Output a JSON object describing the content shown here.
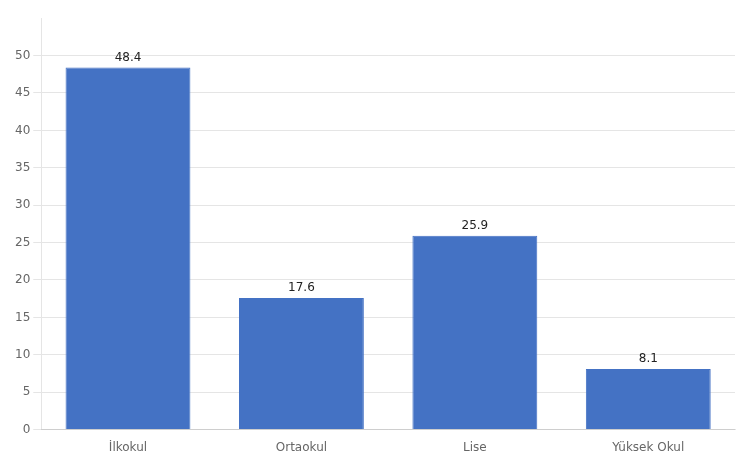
{
  "chart_data": {
    "type": "bar",
    "categories": [
      "İlkokul",
      "Ortaokul",
      "Lise",
      "Yüksek Okul"
    ],
    "values": [
      48.4,
      17.6,
      25.9,
      8.1
    ],
    "color": "#4472C4",
    "ylim": [
      0,
      55
    ],
    "yticks": [
      0,
      5,
      10,
      15,
      20,
      25,
      30,
      35,
      40,
      45,
      50
    ],
    "grid": true,
    "data_labels": true
  }
}
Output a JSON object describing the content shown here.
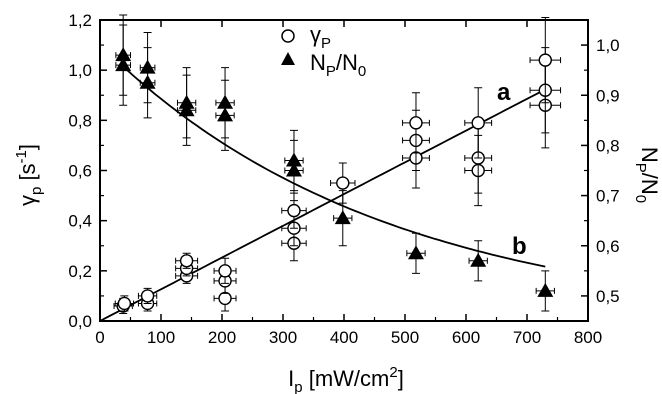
{
  "chart_data": {
    "type": "scatter",
    "x_axis": {
      "label_main": "I",
      "label_sub": "p",
      "label_rest": " [mW/cm",
      "label_sup": "2",
      "label_end": "]",
      "range": [
        0,
        800
      ],
      "ticks": [
        "0",
        "100",
        "200",
        "300",
        "400",
        "500",
        "600",
        "700",
        "800"
      ]
    },
    "y_left": {
      "label_main": "γ",
      "label_sub": "p",
      "label_rest": " [s",
      "label_sup": "-1",
      "label_end": "]",
      "range": [
        0.0,
        1.2
      ],
      "ticks": [
        "0,0",
        "0,2",
        "0,4",
        "0,6",
        "0,8",
        "1,0",
        "1,2"
      ]
    },
    "y_right": {
      "label_main": "N",
      "label_sub1": "P",
      "label_mid": "/N",
      "label_sub2": "0",
      "range": [
        0.45,
        1.05
      ],
      "ticks": [
        "0,5",
        "0,6",
        "0,7",
        "0,8",
        "0,9",
        "1,0"
      ]
    },
    "legend": {
      "placement": "top-center",
      "entries": [
        {
          "symbol": "open-circle",
          "text_main": "γ",
          "text_sub": "P"
        },
        {
          "symbol": "filled-triangle",
          "text_main": "N",
          "text_sub1": "P",
          "text_mid": "/N",
          "text_sub2": "0"
        }
      ]
    },
    "curve_labels": {
      "a": "a",
      "b": "b"
    },
    "series": [
      {
        "symbol": "open-circle",
        "axis": "left",
        "points": [
          {
            "x": 38,
            "y": 0.06,
            "ex": 15,
            "ey": 0.03
          },
          {
            "x": 40,
            "y": 0.07,
            "ex": 15,
            "ey": 0.03
          },
          {
            "x": 78,
            "y": 0.07,
            "ex": 15,
            "ey": 0.03
          },
          {
            "x": 78,
            "y": 0.1,
            "ex": 15,
            "ey": 0.03
          },
          {
            "x": 142,
            "y": 0.18,
            "ex": 18,
            "ey": 0.03
          },
          {
            "x": 142,
            "y": 0.21,
            "ex": 18,
            "ey": 0.03
          },
          {
            "x": 142,
            "y": 0.24,
            "ex": 18,
            "ey": 0.03
          },
          {
            "x": 205,
            "y": 0.09,
            "ex": 18,
            "ey": 0.05
          },
          {
            "x": 205,
            "y": 0.16,
            "ex": 18,
            "ey": 0.05
          },
          {
            "x": 205,
            "y": 0.2,
            "ex": 18,
            "ey": 0.05
          },
          {
            "x": 318,
            "y": 0.31,
            "ex": 20,
            "ey": 0.07
          },
          {
            "x": 318,
            "y": 0.37,
            "ex": 20,
            "ey": 0.07
          },
          {
            "x": 318,
            "y": 0.44,
            "ex": 20,
            "ey": 0.07
          },
          {
            "x": 398,
            "y": 0.55,
            "ex": 20,
            "ey": 0.08
          },
          {
            "x": 518,
            "y": 0.65,
            "ex": 22,
            "ey": 0.12
          },
          {
            "x": 518,
            "y": 0.72,
            "ex": 22,
            "ey": 0.12
          },
          {
            "x": 518,
            "y": 0.79,
            "ex": 22,
            "ey": 0.12
          },
          {
            "x": 620,
            "y": 0.6,
            "ex": 22,
            "ey": 0.14
          },
          {
            "x": 620,
            "y": 0.65,
            "ex": 22,
            "ey": 0.14
          },
          {
            "x": 620,
            "y": 0.79,
            "ex": 22,
            "ey": 0.14
          },
          {
            "x": 730,
            "y": 0.86,
            "ex": 25,
            "ey": 0.17
          },
          {
            "x": 730,
            "y": 0.92,
            "ex": 25,
            "ey": 0.17
          },
          {
            "x": 730,
            "y": 1.04,
            "ex": 25,
            "ey": 0.17
          }
        ]
      },
      {
        "symbol": "filled-triangle",
        "axis": "right",
        "points": [
          {
            "x": 38,
            "y": 0.98,
            "ex": 12,
            "ey": 0.08
          },
          {
            "x": 38,
            "y": 0.96,
            "ex": 12,
            "ey": 0.08
          },
          {
            "x": 78,
            "y": 0.955,
            "ex": 12,
            "ey": 0.07
          },
          {
            "x": 78,
            "y": 0.925,
            "ex": 12,
            "ey": 0.07
          },
          {
            "x": 142,
            "y": 0.885,
            "ex": 15,
            "ey": 0.07
          },
          {
            "x": 142,
            "y": 0.87,
            "ex": 15,
            "ey": 0.07
          },
          {
            "x": 205,
            "y": 0.885,
            "ex": 15,
            "ey": 0.07
          },
          {
            "x": 205,
            "y": 0.86,
            "ex": 15,
            "ey": 0.07
          },
          {
            "x": 318,
            "y": 0.77,
            "ex": 15,
            "ey": 0.06
          },
          {
            "x": 318,
            "y": 0.75,
            "ex": 15,
            "ey": 0.06
          },
          {
            "x": 398,
            "y": 0.655,
            "ex": 15,
            "ey": 0.055
          },
          {
            "x": 518,
            "y": 0.585,
            "ex": 15,
            "ey": 0.04
          },
          {
            "x": 620,
            "y": 0.57,
            "ex": 15,
            "ey": 0.04
          },
          {
            "x": 730,
            "y": 0.51,
            "ex": 15,
            "ey": 0.04
          }
        ]
      }
    ],
    "fit_lines": [
      {
        "axis": "left",
        "kind": "linear",
        "slope": 0.001265,
        "intercept": 0.0,
        "x_range": [
          0,
          730
        ]
      },
      {
        "axis": "right",
        "kind": "exponential",
        "c": 0.442,
        "a": 0.559,
        "k": 0.00215,
        "x_range": [
          38,
          730
        ]
      }
    ]
  }
}
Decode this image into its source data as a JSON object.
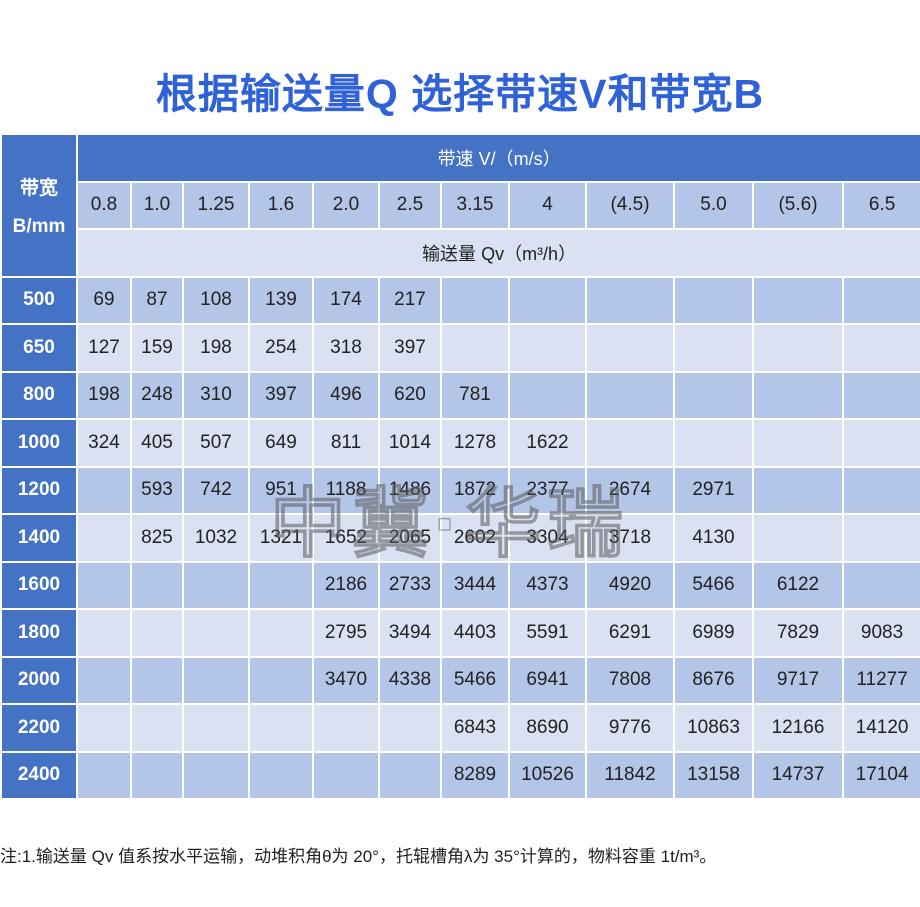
{
  "title": "根据输送量Q 选择带速V和带宽B",
  "table": {
    "corner_line1": "带宽",
    "corner_line2": "B/mm",
    "speed_header": "带速 V/（m/s）",
    "speeds": [
      "0.8",
      "1.0",
      "1.25",
      "1.6",
      "2.0",
      "2.5",
      "3.15",
      "4",
      "(4.5)",
      "5.0",
      "(5.6)",
      "6.5"
    ],
    "flow_header": "输送量 Qv（m³/h）",
    "rows": [
      {
        "width": "500",
        "values": [
          "69",
          "87",
          "108",
          "139",
          "174",
          "217",
          "",
          "",
          "",
          "",
          "",
          ""
        ]
      },
      {
        "width": "650",
        "values": [
          "127",
          "159",
          "198",
          "254",
          "318",
          "397",
          "",
          "",
          "",
          "",
          "",
          ""
        ]
      },
      {
        "width": "800",
        "values": [
          "198",
          "248",
          "310",
          "397",
          "496",
          "620",
          "781",
          "",
          "",
          "",
          "",
          ""
        ]
      },
      {
        "width": "1000",
        "values": [
          "324",
          "405",
          "507",
          "649",
          "811",
          "1014",
          "1278",
          "1622",
          "",
          "",
          "",
          ""
        ]
      },
      {
        "width": "1200",
        "values": [
          "",
          "593",
          "742",
          "951",
          "1188",
          "1486",
          "1872",
          "2377",
          "2674",
          "2971",
          "",
          ""
        ]
      },
      {
        "width": "1400",
        "values": [
          "",
          "825",
          "1032",
          "1321",
          "1652",
          "2065",
          "2602",
          "3304",
          "3718",
          "4130",
          "",
          ""
        ]
      },
      {
        "width": "1600",
        "values": [
          "",
          "",
          "",
          "",
          "2186",
          "2733",
          "3444",
          "4373",
          "4920",
          "5466",
          "6122",
          ""
        ]
      },
      {
        "width": "1800",
        "values": [
          "",
          "",
          "",
          "",
          "2795",
          "3494",
          "4403",
          "5591",
          "6291",
          "6989",
          "7829",
          "9083"
        ]
      },
      {
        "width": "2000",
        "values": [
          "",
          "",
          "",
          "",
          "3470",
          "4338",
          "5466",
          "6941",
          "7808",
          "8676",
          "9717",
          "11277"
        ]
      },
      {
        "width": "2200",
        "values": [
          "",
          "",
          "",
          "",
          "",
          "",
          "6843",
          "8690",
          "9776",
          "10863",
          "12166",
          "14120"
        ]
      },
      {
        "width": "2400",
        "values": [
          "",
          "",
          "",
          "",
          "",
          "",
          "8289",
          "10526",
          "11842",
          "13158",
          "14737",
          "17104"
        ]
      }
    ]
  },
  "note": "注:1.输送量 Qv 值系按水平运输，动堆积角θ为 20°，托辊槽角λ为 35°计算的，物料容重 1t/m³。",
  "watermark": "中冀·华瑞",
  "colors": {
    "title": "#2f62d6",
    "header": "#4472c4",
    "dark_row": "#b4c6e7",
    "light_row": "#d9e1f2"
  }
}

-=-=-

Extract each line from the listing that holds the word "circle".

> Task response:
          "symbol": "open-circle",
        "symbol": "open-circle",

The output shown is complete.